--- start ---
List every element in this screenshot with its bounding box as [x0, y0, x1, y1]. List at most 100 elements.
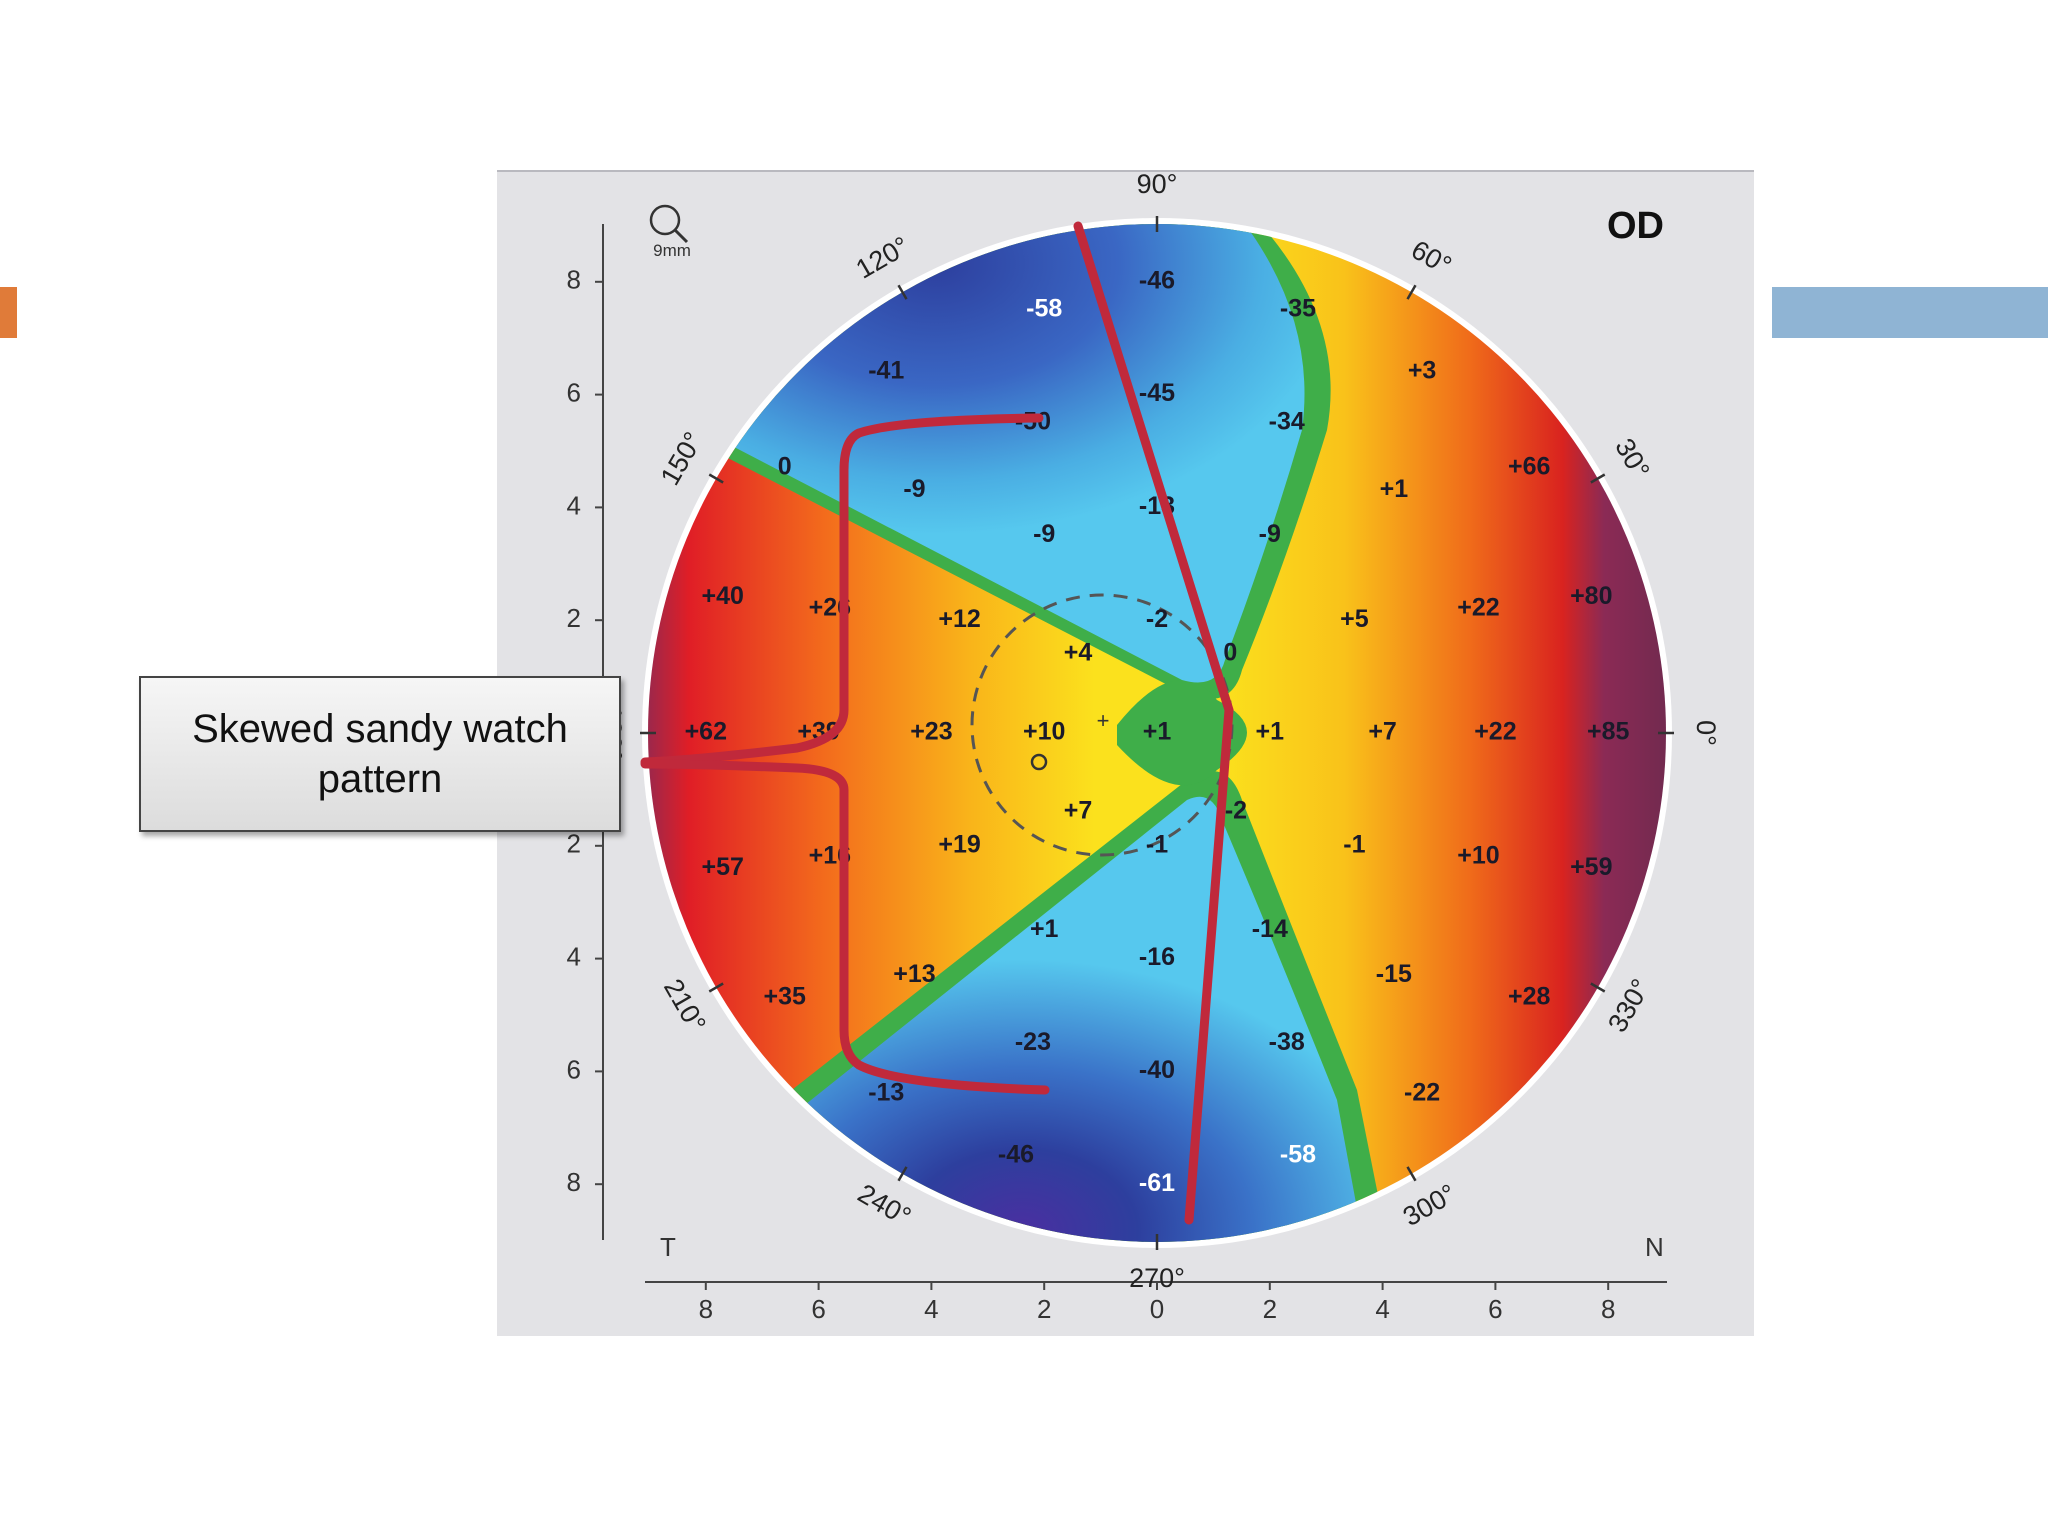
angle-tick [897, 1166, 908, 1182]
angle-tick [897, 284, 908, 300]
elevation-value: -46 [1139, 266, 1175, 294]
angle-tick [708, 473, 724, 484]
elevation-value: -2 [1225, 797, 1247, 825]
elevation-value: +1 [1143, 718, 1172, 746]
elevation-value: +35 [764, 983, 807, 1011]
elevation-value: -9 [1033, 520, 1055, 548]
elevation-map: + 9mm OD 8 6 4 2 2 4 6 8 8 6 4 2 0 2 4 6 8 0° 30° 60° 90° 1… [567, 170, 1721, 1324]
elevation-value: -35 [1280, 295, 1316, 323]
elevation-value: +3 [1408, 357, 1437, 385]
elevation-value: +12 [938, 605, 980, 633]
elevation-value: +40 [702, 582, 744, 610]
elevation-value: 0 [778, 453, 792, 481]
red-bracket-lower [640, 759, 1050, 1095]
y-tick-label: 6 [567, 377, 581, 407]
temporal-label: T [660, 1232, 676, 1262]
elevation-values: -58-46-35-41 +3-50-45-340-9-13+1+66-9 -9+4… [685, 266, 1630, 1196]
elevation-value: -38 [1269, 1028, 1305, 1056]
elevation-value: -22 [1404, 1079, 1440, 1107]
angle-tick [1590, 473, 1606, 484]
angle-label: 240° [853, 1178, 916, 1232]
y-tick-label: 8 [567, 1167, 581, 1197]
y-tick-label: 4 [567, 490, 581, 520]
angle-tick [1406, 284, 1417, 300]
angle-tick-marks [640, 216, 1674, 1250]
elevation-value: -13 [868, 1079, 904, 1107]
elevation-value: +5 [1340, 605, 1369, 633]
angle-tick [708, 982, 724, 993]
callout-text: Skewed sandy watch pattern [192, 707, 568, 801]
elevation-value: +1 [1380, 475, 1409, 503]
angle-label: 90° [1137, 170, 1178, 199]
x-tick-label: 4 [924, 1294, 938, 1324]
y-tick-label: 6 [567, 1054, 581, 1084]
elevation-value: +1 [1256, 718, 1285, 746]
x-tick-label: 6 [811, 1294, 825, 1324]
angle-label: 120° [851, 231, 914, 285]
elevation-value: -46 [998, 1141, 1034, 1169]
elevation-value: -9 [1259, 520, 1281, 548]
eye-label: OD [1607, 205, 1664, 247]
angle-label: 150° [655, 427, 709, 490]
elevation-value: -40 [1139, 1056, 1175, 1084]
elevation-value: +10 [1457, 842, 1499, 870]
angle-label: 330° [1602, 974, 1656, 1037]
elevation-value: -14 [1252, 915, 1288, 943]
elevation-value: +85 [1587, 718, 1630, 746]
elevation-value: +19 [938, 830, 980, 858]
angle-label: 300° [1398, 1178, 1461, 1232]
x-tick-label: 6 [1488, 1294, 1502, 1324]
angle-label: 270° [1129, 1263, 1185, 1293]
elevation-value: +13 [893, 960, 935, 988]
x-axis-ticks: 8 6 4 2 0 2 4 6 8 [699, 1282, 1615, 1324]
elevation-value: -2 [1146, 605, 1168, 633]
elevation-value: +7 [1368, 718, 1397, 746]
accent-bar-left [0, 287, 17, 338]
angle-label: 30° [1609, 433, 1655, 483]
x-tick-label: 0 [1150, 1294, 1164, 1324]
elevation-value: +22 [1474, 718, 1516, 746]
elevation-value: -61 [1139, 1169, 1175, 1197]
x-tick-label: 4 [1375, 1294, 1389, 1324]
x-tick-label: 8 [1601, 1294, 1615, 1324]
y-tick-label: 2 [567, 603, 581, 633]
accent-bar-right [1772, 287, 2048, 338]
elevation-value: -41 [868, 357, 904, 385]
elevation-value: +7 [1064, 797, 1093, 825]
elevation-value: +23 [910, 718, 952, 746]
elevation-value: +59 [1570, 853, 1612, 881]
elevation-value: -58 [1026, 295, 1062, 323]
x-tick-label: 2 [1037, 1294, 1051, 1324]
green-waist [1117, 680, 1247, 786]
elevation-value: +66 [1508, 453, 1550, 481]
map-center-marker: + [1097, 708, 1110, 733]
red-bracket-upper [640, 413, 1044, 767]
y-tick-label: 4 [567, 941, 581, 971]
elevation-value: +80 [1570, 582, 1612, 610]
y-axis-ticks: 8 6 4 2 2 4 6 8 [567, 265, 603, 1197]
angle-label: 210° [658, 974, 712, 1037]
elevation-value: -23 [1015, 1028, 1051, 1056]
x-tick-label: 8 [699, 1294, 713, 1324]
elevation-value: -58 [1280, 1141, 1316, 1169]
pupil-center-marker [1030, 753, 1048, 771]
elevation-value: -34 [1269, 407, 1305, 435]
y-tick-label: 8 [567, 265, 581, 295]
elevation-value: +57 [702, 853, 744, 881]
y-tick-label: 2 [567, 829, 581, 859]
angle-tick [1590, 982, 1606, 993]
angle-tick [1406, 1166, 1417, 1182]
angle-label: 0° [1691, 720, 1721, 746]
x-tick-label: 2 [1263, 1294, 1277, 1324]
elevation-value: -16 [1139, 943, 1175, 971]
elevation-value: -1 [1146, 830, 1168, 858]
scale-label: 9mm [653, 241, 691, 260]
elevation-value: -45 [1139, 379, 1175, 407]
elevation-value: +28 [1508, 983, 1551, 1011]
elevation-value: +22 [1457, 594, 1499, 622]
elevation-value: -1 [1343, 830, 1365, 858]
angle-label: 60° [1406, 234, 1456, 280]
elevation-value: +10 [1023, 718, 1065, 746]
elevation-value: +62 [685, 718, 727, 746]
magnifier-icon [649, 204, 689, 244]
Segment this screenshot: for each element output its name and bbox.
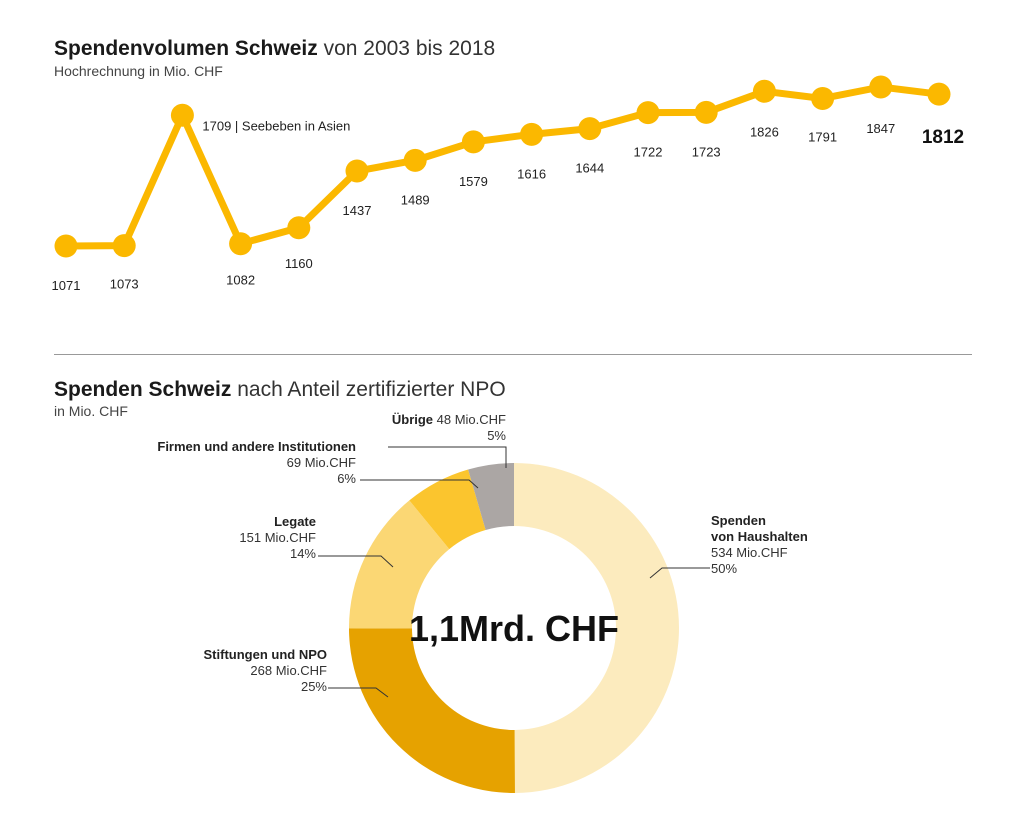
- data-point-2004: [112, 234, 136, 258]
- slice-label-stiftungen-pct: 25%: [301, 679, 327, 694]
- data-label-2008: 1437: [343, 203, 372, 218]
- leader-line-0: [649, 567, 710, 579]
- slice-label-stiftungen-value: 268 Mio.CHF: [250, 663, 327, 678]
- data-label-2004: 1073: [110, 277, 139, 292]
- data-point-2014: [694, 100, 718, 124]
- data-point-2005: [170, 103, 194, 127]
- line-chart-subtitle: Hochrechnung in Mio. CHF: [54, 63, 223, 79]
- data-label-2011: 1616: [517, 166, 546, 181]
- data-point-2003: [54, 234, 78, 258]
- data-label-2005: 1709 | Seebeben in Asien: [202, 118, 350, 133]
- donut-center-label: 1,1Mrd. CHF: [409, 608, 619, 649]
- donut-slice-1: [349, 628, 515, 793]
- donut-chart-title: Spenden Schweiz nach Anteil zertifiziert…: [54, 378, 506, 402]
- data-point-2017: [869, 75, 893, 99]
- slice-label-firmen-name: Firmen und andere Institutionen: [157, 439, 356, 454]
- data-point-2013: [636, 101, 660, 125]
- slice-label-haushalte-value: 534 Mio.CHF: [711, 545, 788, 560]
- slice-label-legate-pct: 14%: [290, 546, 316, 561]
- line-chart-title: Spendenvolumen Schweiz von 2003 bis 2018: [54, 37, 495, 61]
- data-label-2015: 1826: [750, 124, 779, 139]
- slice-label-firmen-value: 69 Mio.CHF: [287, 455, 356, 470]
- donut-slice-2: [349, 500, 450, 629]
- leader-line-3: [360, 479, 479, 489]
- data-label-2014: 1723: [692, 144, 721, 159]
- data-label-2009: 1489: [401, 192, 430, 207]
- data-point-2015: [752, 79, 776, 103]
- leader-line-4: [388, 446, 507, 468]
- data-point-2011: [520, 122, 544, 146]
- slice-label-legate-value: 151 Mio.CHF: [239, 530, 316, 545]
- donut-slice-3: [409, 469, 486, 550]
- data-point-2012: [578, 117, 602, 141]
- slice-label-haushalte-pct: 50%: [711, 561, 737, 576]
- data-label-2007: 1160: [285, 256, 313, 271]
- leader-line-2: [318, 555, 394, 568]
- data-label-2016: 1791: [808, 129, 837, 144]
- leader-line-1: [328, 687, 389, 698]
- donut-chart-subtitle: in Mio. CHF: [54, 403, 128, 419]
- data-point-2007: [287, 216, 311, 240]
- line-chart-title-bold: Spendenvolumen Schweiz: [54, 37, 318, 60]
- data-label-2003: 1071: [52, 278, 81, 293]
- slice-label-haushalte-name-2: von Haushalten: [711, 529, 808, 544]
- donut-chart-title-bold: Spenden Schweiz: [54, 378, 232, 401]
- data-label-2010: 1579: [459, 174, 488, 189]
- slice-label-stiftungen-name: Stiftungen und NPO: [204, 647, 327, 662]
- slice-label-uebrige-name-bold: Übrige: [392, 412, 433, 427]
- series-line: [65, 83, 940, 250]
- donut-chart-title-rest: nach Anteil zertifizierter NPO: [237, 378, 506, 401]
- data-point-2009: [403, 148, 427, 172]
- data-label-2017: 1847: [866, 121, 895, 136]
- data-point-2008: [345, 159, 369, 183]
- data-point-2010: [461, 130, 485, 154]
- data-point-2016: [811, 86, 835, 110]
- data-label-2006: 1082: [226, 273, 255, 288]
- data-point-2018: [927, 82, 951, 106]
- line-chart-title-rest: von 2003 bis 2018: [323, 37, 496, 60]
- donut-slice-4: [468, 463, 514, 531]
- section-divider: [54, 354, 972, 355]
- slice-label-firmen-pct: 6%: [337, 471, 356, 486]
- donut-slice-0: [514, 463, 679, 793]
- slice-label-uebrige-value: 48 Mio.CHF: [433, 412, 506, 427]
- slice-label-haushalte-name-1: Spenden: [711, 513, 766, 528]
- data-label-2018: 1812: [922, 127, 964, 148]
- slice-label-uebrige-pct: 5%: [487, 428, 506, 443]
- slice-label-legate-name: Legate: [274, 514, 316, 529]
- data-label-2013: 1722: [634, 145, 663, 160]
- slice-label-uebrige-name: Übrige 48 Mio.CHF: [392, 412, 506, 427]
- data-point-2006: [229, 232, 253, 256]
- data-label-2012: 1644: [575, 161, 604, 176]
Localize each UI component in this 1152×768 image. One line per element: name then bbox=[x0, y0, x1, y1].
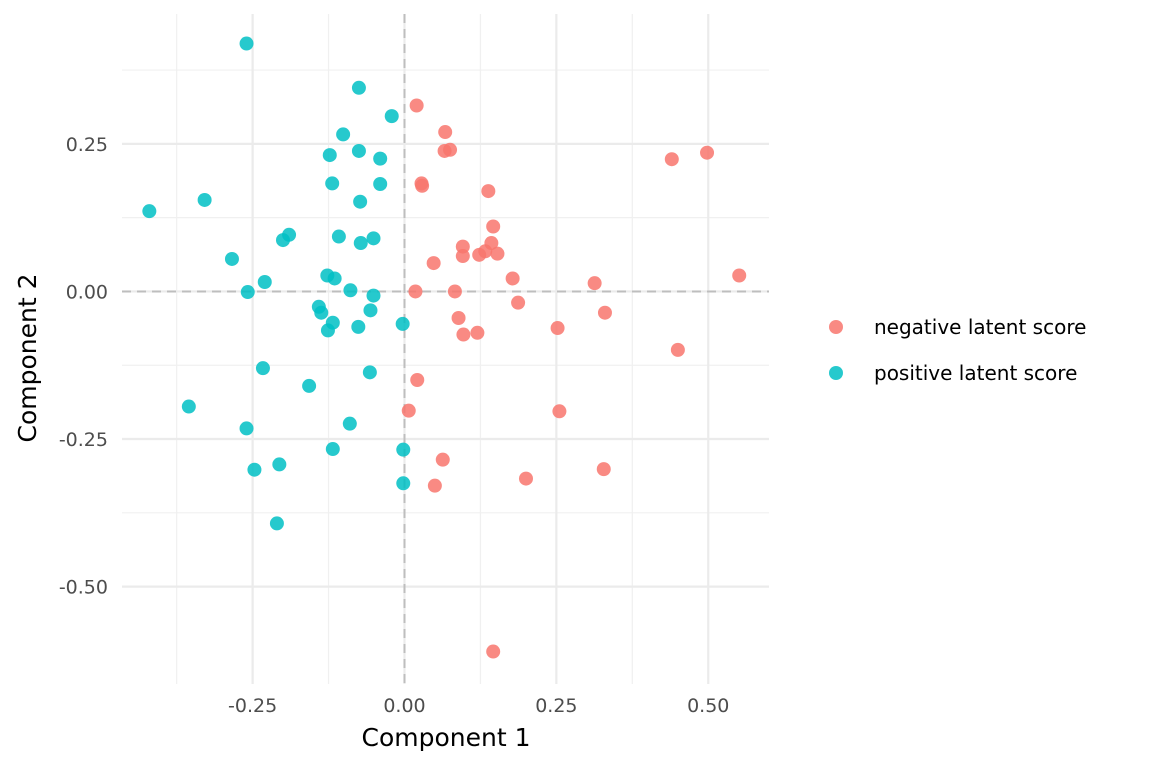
--- end ---
**Instructions for the task:** Return the lines of the listing that start with the line containing "- data-point-2004: [112, 234, 136, 258]" and go on through the line containing "- line-chart-subtitle: Hochrechnung", copied exactly, with both of those lines included.

**Worked solution:**
- data-point-2004: [112, 234, 136, 258]
- slice-label-stiftungen-pct: 25%: [301, 679, 327, 694]
- data-label-2008: 1437: [343, 203, 372, 218]
- leader-line-0: [649, 567, 710, 579]
- slice-label-stiftungen-value: 268 Mio.CHF: [250, 663, 327, 678]
- data-label-2004: 1073: [110, 277, 139, 292]
- data-point-2014: [694, 100, 718, 124]
- data-point-2005: [170, 103, 194, 127]
- line-chart-subtitle: Hochrechnung in Mio. CHF: [54, 63, 223, 79]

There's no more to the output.